Every line that contains the word "swoje" should be copied out.

(Dataset entries)
* start *

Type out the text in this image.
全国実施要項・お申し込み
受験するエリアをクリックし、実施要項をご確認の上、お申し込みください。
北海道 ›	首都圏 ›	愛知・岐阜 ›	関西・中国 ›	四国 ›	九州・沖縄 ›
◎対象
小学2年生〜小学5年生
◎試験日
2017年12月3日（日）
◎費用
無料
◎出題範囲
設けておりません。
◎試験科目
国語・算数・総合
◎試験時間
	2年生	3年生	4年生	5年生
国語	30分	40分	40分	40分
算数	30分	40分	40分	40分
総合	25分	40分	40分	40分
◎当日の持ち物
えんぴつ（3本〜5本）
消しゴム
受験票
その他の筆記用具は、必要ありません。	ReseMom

* end *
* start *

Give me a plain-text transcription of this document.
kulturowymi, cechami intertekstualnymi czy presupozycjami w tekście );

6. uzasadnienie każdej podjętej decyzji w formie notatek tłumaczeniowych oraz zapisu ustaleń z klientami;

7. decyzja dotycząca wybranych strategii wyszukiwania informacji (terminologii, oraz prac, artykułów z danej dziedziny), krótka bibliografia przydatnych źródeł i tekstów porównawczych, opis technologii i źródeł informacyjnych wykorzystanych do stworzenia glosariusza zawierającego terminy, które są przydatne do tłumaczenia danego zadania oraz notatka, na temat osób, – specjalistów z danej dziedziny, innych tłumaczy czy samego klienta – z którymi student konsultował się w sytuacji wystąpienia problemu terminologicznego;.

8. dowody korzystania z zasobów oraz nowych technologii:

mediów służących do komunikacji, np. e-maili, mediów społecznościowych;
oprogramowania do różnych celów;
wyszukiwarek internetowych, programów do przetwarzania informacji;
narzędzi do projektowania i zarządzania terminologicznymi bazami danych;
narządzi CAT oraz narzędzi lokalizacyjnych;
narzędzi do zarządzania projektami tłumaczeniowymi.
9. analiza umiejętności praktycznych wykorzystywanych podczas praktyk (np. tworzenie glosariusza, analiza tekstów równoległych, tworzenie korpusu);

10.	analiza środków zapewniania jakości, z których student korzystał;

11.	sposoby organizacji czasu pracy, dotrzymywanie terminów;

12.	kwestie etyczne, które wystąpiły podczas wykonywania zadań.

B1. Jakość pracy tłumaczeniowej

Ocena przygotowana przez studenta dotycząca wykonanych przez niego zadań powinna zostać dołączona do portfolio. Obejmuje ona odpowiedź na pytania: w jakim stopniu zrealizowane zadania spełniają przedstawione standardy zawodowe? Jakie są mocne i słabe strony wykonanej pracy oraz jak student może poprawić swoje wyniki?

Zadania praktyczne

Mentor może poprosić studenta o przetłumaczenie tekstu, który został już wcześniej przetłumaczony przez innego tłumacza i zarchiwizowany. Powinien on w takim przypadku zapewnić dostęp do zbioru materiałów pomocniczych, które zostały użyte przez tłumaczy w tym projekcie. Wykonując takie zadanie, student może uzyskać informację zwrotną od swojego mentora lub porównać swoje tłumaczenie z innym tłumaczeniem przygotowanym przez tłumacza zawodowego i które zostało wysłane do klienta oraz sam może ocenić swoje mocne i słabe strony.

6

* end *

§ SOLUTION
Ocena przygotowana przez studenta dotycząca wykonanych przez niego zadań powinna zostać dołączona do portfolio. Obejmuje ona odpowiedź na pytania: w jakim stopniu zrealizowane zadania spełniają przedstawione standardy zawodowe? Jakie są mocne i słabe strony wykonanej pracy oraz jak student może poprawić swoje wyniki?
Mentor może poprosić studenta o przetłumaczenie tekstu, który został już wcześniej przetłumaczony przez innego tłumacza i zarchiwizowany. Powinien on w takim przypadku zapewnić dostęp do zbioru materiałów pomocniczych, które zostały użyte przez tłumaczy w tym projekcie. Wykonując takie zadanie, student może uzyskać informację zwrotną od swojego mentora lub porównać swoje tłumaczenie z innym tłumaczeniem przygotowanym przez tłumacza zawodowego i które zostało wysłane do klienta oraz sam może ocenić swoje mocne i słabe strony.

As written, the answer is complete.